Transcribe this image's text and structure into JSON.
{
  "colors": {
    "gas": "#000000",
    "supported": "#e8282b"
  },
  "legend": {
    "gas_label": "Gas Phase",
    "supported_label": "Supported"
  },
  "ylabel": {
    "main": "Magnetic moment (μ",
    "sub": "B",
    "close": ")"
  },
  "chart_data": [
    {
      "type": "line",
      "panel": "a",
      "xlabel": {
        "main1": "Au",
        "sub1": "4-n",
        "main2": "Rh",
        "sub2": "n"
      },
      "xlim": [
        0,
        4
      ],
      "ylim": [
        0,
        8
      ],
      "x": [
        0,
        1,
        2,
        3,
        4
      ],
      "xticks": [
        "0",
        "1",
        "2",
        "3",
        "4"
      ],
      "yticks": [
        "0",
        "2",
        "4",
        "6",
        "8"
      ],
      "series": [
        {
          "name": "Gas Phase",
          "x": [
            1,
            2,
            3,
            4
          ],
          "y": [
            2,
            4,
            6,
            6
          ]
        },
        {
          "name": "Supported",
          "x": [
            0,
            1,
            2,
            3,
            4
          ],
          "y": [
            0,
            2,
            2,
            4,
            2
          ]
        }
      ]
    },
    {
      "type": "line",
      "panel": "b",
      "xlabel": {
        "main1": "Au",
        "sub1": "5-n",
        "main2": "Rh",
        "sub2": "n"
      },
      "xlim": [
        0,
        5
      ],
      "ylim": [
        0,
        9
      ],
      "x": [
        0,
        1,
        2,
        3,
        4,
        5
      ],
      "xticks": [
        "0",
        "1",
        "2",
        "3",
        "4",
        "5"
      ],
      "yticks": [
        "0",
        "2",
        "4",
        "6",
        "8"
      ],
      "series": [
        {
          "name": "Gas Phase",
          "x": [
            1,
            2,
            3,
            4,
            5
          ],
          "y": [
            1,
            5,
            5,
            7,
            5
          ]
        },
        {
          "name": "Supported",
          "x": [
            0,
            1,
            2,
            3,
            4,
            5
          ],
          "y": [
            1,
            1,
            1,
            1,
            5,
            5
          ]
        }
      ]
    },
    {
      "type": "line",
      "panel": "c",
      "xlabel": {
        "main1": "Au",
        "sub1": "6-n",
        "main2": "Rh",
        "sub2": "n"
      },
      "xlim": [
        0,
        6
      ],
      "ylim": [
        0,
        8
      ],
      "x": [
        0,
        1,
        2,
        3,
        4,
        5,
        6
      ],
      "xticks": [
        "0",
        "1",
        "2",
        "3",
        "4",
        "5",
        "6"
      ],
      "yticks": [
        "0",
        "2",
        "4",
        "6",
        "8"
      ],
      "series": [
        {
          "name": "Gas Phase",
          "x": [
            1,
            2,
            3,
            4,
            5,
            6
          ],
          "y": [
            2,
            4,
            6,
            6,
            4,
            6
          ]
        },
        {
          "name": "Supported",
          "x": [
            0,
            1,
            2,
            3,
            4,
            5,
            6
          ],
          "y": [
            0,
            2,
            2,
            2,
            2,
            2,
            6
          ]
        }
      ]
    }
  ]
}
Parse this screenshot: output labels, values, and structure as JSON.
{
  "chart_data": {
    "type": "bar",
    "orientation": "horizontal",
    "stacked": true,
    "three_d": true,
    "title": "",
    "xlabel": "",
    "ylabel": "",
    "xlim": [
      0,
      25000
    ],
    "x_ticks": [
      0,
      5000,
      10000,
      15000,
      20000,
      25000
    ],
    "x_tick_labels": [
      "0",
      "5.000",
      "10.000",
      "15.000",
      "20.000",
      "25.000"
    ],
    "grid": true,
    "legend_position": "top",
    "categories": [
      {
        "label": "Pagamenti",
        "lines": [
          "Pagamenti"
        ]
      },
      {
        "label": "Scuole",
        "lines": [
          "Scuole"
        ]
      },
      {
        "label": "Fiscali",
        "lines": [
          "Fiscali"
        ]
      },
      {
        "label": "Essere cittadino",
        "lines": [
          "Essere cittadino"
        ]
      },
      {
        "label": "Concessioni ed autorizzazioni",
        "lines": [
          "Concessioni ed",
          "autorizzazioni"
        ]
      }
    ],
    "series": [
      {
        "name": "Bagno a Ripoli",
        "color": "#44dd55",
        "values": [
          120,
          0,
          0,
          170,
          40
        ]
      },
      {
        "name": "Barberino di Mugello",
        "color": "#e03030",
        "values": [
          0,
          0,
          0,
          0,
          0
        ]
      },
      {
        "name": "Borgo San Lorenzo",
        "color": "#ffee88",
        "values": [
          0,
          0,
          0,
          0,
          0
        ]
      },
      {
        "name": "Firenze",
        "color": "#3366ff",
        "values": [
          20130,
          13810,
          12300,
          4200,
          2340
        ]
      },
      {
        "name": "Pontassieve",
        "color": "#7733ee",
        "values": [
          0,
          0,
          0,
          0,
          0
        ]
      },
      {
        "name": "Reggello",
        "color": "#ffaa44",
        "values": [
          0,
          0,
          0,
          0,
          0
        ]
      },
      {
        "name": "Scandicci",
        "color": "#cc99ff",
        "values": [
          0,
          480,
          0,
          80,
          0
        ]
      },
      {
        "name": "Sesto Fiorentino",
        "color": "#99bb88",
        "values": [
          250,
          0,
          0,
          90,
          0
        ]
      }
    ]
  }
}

================

**What to do**
From the data above, copy each line that has the string "structure".

**Worked solution**
Transcribe this image's text and structure into JSON.
Parse this screenshot: output labels, values, and structure as JSON.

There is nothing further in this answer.